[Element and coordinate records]
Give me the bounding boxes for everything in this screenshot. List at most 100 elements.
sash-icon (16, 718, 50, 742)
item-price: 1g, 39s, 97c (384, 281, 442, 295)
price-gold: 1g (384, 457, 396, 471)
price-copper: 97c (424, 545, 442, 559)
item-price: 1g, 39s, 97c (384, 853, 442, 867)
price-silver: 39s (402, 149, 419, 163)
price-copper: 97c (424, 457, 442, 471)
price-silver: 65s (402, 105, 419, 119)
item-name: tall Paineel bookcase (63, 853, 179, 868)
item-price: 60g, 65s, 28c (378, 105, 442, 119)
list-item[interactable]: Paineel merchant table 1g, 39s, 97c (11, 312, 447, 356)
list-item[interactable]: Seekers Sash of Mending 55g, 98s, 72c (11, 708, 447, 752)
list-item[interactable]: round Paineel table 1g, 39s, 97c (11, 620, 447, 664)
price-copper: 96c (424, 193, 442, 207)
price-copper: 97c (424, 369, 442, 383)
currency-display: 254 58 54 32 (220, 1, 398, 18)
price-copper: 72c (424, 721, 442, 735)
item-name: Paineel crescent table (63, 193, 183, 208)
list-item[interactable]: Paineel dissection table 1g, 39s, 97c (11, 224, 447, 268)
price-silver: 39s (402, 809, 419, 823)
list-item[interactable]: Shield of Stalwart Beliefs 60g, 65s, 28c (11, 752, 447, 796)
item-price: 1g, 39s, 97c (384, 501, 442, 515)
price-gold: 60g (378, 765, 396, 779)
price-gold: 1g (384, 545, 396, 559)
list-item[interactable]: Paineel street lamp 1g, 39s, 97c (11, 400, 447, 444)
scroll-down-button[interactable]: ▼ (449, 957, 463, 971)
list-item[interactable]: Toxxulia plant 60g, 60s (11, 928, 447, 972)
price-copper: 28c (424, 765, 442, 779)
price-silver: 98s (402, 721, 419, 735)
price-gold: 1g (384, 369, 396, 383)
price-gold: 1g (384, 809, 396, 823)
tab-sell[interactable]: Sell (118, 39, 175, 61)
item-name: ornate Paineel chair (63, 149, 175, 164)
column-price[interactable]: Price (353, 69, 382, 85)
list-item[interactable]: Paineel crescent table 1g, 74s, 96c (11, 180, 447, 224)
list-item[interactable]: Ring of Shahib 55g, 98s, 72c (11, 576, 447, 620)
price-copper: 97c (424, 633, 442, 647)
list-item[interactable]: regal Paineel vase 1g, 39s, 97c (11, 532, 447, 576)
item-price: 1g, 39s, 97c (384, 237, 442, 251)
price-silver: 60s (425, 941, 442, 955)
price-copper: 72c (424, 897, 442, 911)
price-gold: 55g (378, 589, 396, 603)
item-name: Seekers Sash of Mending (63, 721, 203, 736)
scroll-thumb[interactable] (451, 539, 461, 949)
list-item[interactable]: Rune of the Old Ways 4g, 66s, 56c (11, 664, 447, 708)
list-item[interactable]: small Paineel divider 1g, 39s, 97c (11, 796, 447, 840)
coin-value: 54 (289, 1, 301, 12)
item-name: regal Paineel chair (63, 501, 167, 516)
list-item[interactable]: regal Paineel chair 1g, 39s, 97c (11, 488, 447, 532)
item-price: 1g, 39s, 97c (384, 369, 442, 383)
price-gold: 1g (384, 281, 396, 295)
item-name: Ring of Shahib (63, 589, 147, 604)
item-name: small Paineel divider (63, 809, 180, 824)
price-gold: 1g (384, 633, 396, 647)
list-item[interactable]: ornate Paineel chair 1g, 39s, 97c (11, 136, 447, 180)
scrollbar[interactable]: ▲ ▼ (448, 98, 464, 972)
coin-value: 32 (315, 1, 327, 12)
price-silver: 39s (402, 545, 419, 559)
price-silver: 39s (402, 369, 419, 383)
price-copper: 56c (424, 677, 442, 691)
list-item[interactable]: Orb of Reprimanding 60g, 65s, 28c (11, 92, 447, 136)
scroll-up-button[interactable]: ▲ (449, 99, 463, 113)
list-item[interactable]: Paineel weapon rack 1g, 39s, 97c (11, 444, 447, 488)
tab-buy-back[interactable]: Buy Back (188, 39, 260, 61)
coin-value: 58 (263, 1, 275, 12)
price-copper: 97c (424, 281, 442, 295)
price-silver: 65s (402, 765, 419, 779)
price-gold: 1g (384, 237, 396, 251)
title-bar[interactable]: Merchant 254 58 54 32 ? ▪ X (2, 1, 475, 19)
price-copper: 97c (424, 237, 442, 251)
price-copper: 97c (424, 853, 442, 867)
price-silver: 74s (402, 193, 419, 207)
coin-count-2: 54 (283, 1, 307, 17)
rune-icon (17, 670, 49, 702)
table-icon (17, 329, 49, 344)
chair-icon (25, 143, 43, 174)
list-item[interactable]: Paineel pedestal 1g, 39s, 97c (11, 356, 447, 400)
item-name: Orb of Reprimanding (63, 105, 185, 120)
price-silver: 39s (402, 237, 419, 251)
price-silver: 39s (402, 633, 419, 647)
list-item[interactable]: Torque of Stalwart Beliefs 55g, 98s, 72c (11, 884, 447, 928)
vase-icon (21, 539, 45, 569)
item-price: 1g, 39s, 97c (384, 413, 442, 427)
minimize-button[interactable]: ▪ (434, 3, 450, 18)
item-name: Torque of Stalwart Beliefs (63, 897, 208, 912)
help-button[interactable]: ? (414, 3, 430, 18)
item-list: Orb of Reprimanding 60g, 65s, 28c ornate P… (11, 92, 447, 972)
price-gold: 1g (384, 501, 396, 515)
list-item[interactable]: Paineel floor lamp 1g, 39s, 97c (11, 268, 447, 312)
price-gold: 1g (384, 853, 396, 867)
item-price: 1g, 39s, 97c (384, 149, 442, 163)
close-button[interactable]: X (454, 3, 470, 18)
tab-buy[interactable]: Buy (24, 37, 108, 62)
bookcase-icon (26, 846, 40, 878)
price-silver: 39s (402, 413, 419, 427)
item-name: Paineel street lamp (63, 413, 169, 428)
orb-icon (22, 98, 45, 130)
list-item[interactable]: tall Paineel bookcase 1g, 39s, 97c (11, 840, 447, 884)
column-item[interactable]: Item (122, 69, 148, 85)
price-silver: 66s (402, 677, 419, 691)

• [Required work]: Edit the records by changing every "interactable" to "clickable" and keeping every other character the same.

• [Reply]:
Give me the bounding boxes for everything in this screenshot. List at most 100 elements.
sash-icon (16, 718, 50, 742)
item-price: 1g, 39s, 97c (384, 281, 442, 295)
price-gold: 1g (384, 457, 396, 471)
price-copper: 97c (424, 545, 442, 559)
item-price: 1g, 39s, 97c (384, 853, 442, 867)
price-silver: 39s (402, 149, 419, 163)
price-copper: 97c (424, 457, 442, 471)
price-silver: 65s (402, 105, 419, 119)
item-name: tall Paineel bookcase (63, 853, 179, 868)
item-price: 60g, 65s, 28c (378, 105, 442, 119)
list-item[clickable]: Paineel merchant table 1g, 39s, 97c (11, 312, 447, 356)
list-item[clickable]: Seekers Sash of Mending 55g, 98s, 72c (11, 708, 447, 752)
list-item[clickable]: round Paineel table 1g, 39s, 97c (11, 620, 447, 664)
price-copper: 96c (424, 193, 442, 207)
price-copper: 97c (424, 369, 442, 383)
currency-display: 254 58 54 32 (220, 1, 398, 18)
price-copper: 72c (424, 721, 442, 735)
item-name: Paineel crescent table (63, 193, 183, 208)
list-item[clickable]: Paineel dissection table 1g, 39s, 97c (11, 224, 447, 268)
price-silver: 39s (402, 809, 419, 823)
list-item[clickable]: Shield of Stalwart Beliefs 60g, 65s, 28c (11, 752, 447, 796)
item-price: 1g, 39s, 97c (384, 501, 442, 515)
price-gold: 60g (378, 765, 396, 779)
price-gold: 1g (384, 545, 396, 559)
list-item[clickable]: Paineel street lamp 1g, 39s, 97c (11, 400, 447, 444)
scroll-down-button[clickable]: ▼ (449, 957, 463, 971)
list-item[clickable]: Toxxulia plant 60g, 60s (11, 928, 447, 972)
price-copper: 28c (424, 765, 442, 779)
price-silver: 98s (402, 721, 419, 735)
price-gold: 1g (384, 369, 396, 383)
price-gold: 1g (384, 809, 396, 823)
tab-sell[clickable]: Sell (118, 39, 175, 61)
item-name: ornate Paineel chair (63, 149, 175, 164)
column-price[clickable]: Price (353, 69, 382, 85)
list-item[clickable]: Paineel crescent table 1g, 74s, 96c (11, 180, 447, 224)
list-item[clickable]: Ring of Shahib 55g, 98s, 72c (11, 576, 447, 620)
price-copper: 97c (424, 633, 442, 647)
list-item[clickable]: regal Paineel vase 1g, 39s, 97c (11, 532, 447, 576)
item-price: 1g, 39s, 97c (384, 237, 442, 251)
price-silver: 60s (425, 941, 442, 955)
price-copper: 72c (424, 897, 442, 911)
price-gold: 55g (378, 589, 396, 603)
item-name: Seekers Sash of Mending (63, 721, 203, 736)
scroll-thumb[clickable] (451, 539, 461, 949)
list-item[clickable]: Rune of the Old Ways 4g, 66s, 56c (11, 664, 447, 708)
list-item[clickable]: small Paineel divider 1g, 39s, 97c (11, 796, 447, 840)
coin-value: 54 (289, 1, 301, 12)
item-name: regal Paineel chair (63, 501, 167, 516)
list-item[clickable]: regal Paineel chair 1g, 39s, 97c (11, 488, 447, 532)
item-price: 1g, 39s, 97c (384, 369, 442, 383)
price-gold: 1g (384, 281, 396, 295)
item-name: Ring of Shahib (63, 589, 147, 604)
item-name: small Paineel divider (63, 809, 180, 824)
price-gold: 1g (384, 633, 396, 647)
list-item[clickable]: ornate Paineel chair 1g, 39s, 97c (11, 136, 447, 180)
scrollbar[clickable]: ▲ ▼ (448, 98, 464, 972)
coin-value: 32 (315, 1, 327, 12)
price-silver: 39s (402, 545, 419, 559)
price-silver: 39s (402, 369, 419, 383)
price-copper: 56c (424, 677, 442, 691)
list-item[clickable]: Orb of Reprimanding 60g, 65s, 28c (11, 92, 447, 136)
scroll-up-button[clickable]: ▲ (449, 99, 463, 113)
list-item[clickable]: Paineel weapon rack 1g, 39s, 97c (11, 444, 447, 488)
tab-buy-back[clickable]: Buy Back (188, 39, 260, 61)
coin-value: 58 (263, 1, 275, 12)
price-copper: 97c (424, 281, 442, 295)
price-silver: 65s (402, 765, 419, 779)
price-gold: 1g (384, 237, 396, 251)
title-bar[clickable]: Merchant 254 58 54 32 ? ▪ X (2, 1, 475, 19)
price-copper: 97c (424, 237, 442, 251)
price-copper: 97c (424, 853, 442, 867)
price-silver: 74s (402, 193, 419, 207)
coin-count-2: 54 (283, 1, 307, 17)
rune-icon (17, 670, 49, 702)
table-icon (17, 329, 49, 344)
chair-icon (25, 143, 43, 174)
list-item[clickable]: Paineel pedestal 1g, 39s, 97c (11, 356, 447, 400)
item-name: Orb of Reprimanding (63, 105, 185, 120)
price-silver: 39s (402, 237, 419, 251)
price-silver: 39s (402, 633, 419, 647)
list-item[clickable]: Torque of Stalwart Beliefs 55g, 98s, 72c (11, 884, 447, 928)
vase-icon (21, 539, 45, 569)
item-price: 1g, 39s, 97c (384, 413, 442, 427)
minimize-button[clickable]: ▪ (434, 3, 450, 18)
item-name: Torque of Stalwart Beliefs (63, 897, 208, 912)
help-button[clickable]: ? (414, 3, 430, 18)
item-list: Orb of Reprimanding 60g, 65s, 28c ornate P… (11, 92, 447, 972)
price-gold: 1g (384, 501, 396, 515)
list-item[clickable]: Paineel floor lamp 1g, 39s, 97c (11, 268, 447, 312)
price-gold: 1g (384, 853, 396, 867)
item-price: 1g, 39s, 97c (384, 149, 442, 163)
close-button[clickable]: X (454, 3, 470, 18)
tab-buy[clickable]: Buy (24, 37, 108, 62)
bookcase-icon (26, 846, 40, 878)
price-silver: 39s (402, 413, 419, 427)
item-name: Paineel street lamp (63, 413, 169, 428)
orb-icon (22, 98, 45, 130)
list-item[clickable]: tall Paineel bookcase 1g, 39s, 97c (11, 840, 447, 884)
column-item[clickable]: Item (122, 69, 148, 85)
price-silver: 66s (402, 677, 419, 691)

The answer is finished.